Instruction: Below are the records. List every line holding the word "consistent".
^^^^
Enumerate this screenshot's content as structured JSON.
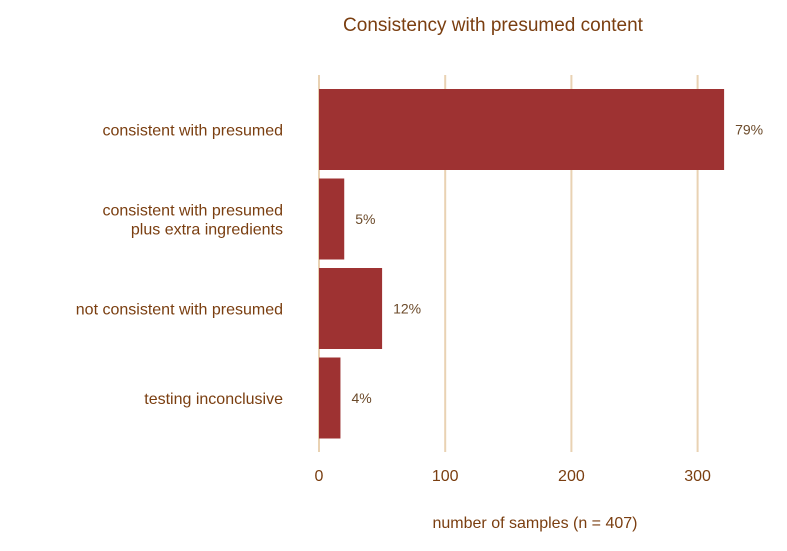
{
  "chart_data": {
    "type": "bar",
    "orientation": "horizontal",
    "title": "Consistency with presumed content",
    "xlabel": "number of samples (n = 407)",
    "ylabel": "",
    "categories": [
      [
        "consistent with presumed"
      ],
      [
        "consistent with presumed",
        "plus extra ingredients"
      ],
      [
        "not consistent with presumed"
      ],
      [
        "testing inconclusive"
      ]
    ],
    "values": [
      321,
      20,
      50,
      17
    ],
    "data_labels": [
      "79%",
      "5%",
      "12%",
      "4%"
    ],
    "xlim": [
      0,
      330
    ],
    "xticks": [
      0,
      100,
      200,
      300
    ],
    "grid": "vertical",
    "legend": "none"
  },
  "colors": {
    "bar": "#9e3232",
    "grid": "#e9d2b3",
    "text": "#7a3e10",
    "data_label": "#6b4a2a"
  }
}
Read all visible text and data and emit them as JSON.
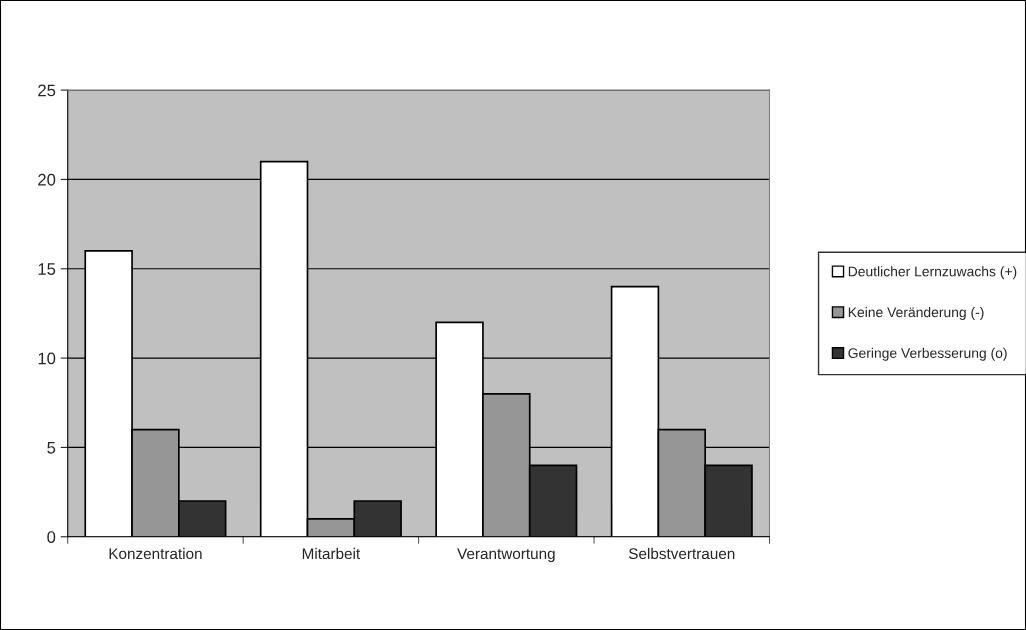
{
  "chart_data": {
    "type": "bar",
    "categories": [
      "Konzentration",
      "Mitarbeit",
      "Verantwortung",
      "Selbstvertrauen"
    ],
    "series": [
      {
        "name": "Deutlicher Lernzuwachs (+)",
        "color": "#ffffff",
        "values": [
          16,
          21,
          12,
          14
        ]
      },
      {
        "name": "Keine Veränderung (-)",
        "color": "#969696",
        "values": [
          6,
          1,
          8,
          6
        ]
      },
      {
        "name": "Geringe Verbesserung (o)",
        "color": "#333333",
        "values": [
          2,
          2,
          4,
          4
        ]
      }
    ],
    "ylim": [
      0,
      25
    ],
    "yticks": [
      0,
      5,
      10,
      15,
      20,
      25
    ],
    "grid": "y",
    "legend": "right"
  }
}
^^^^
Response:
        "consistent with presumed"
        "consistent with presumed",
        "not consistent with presumed"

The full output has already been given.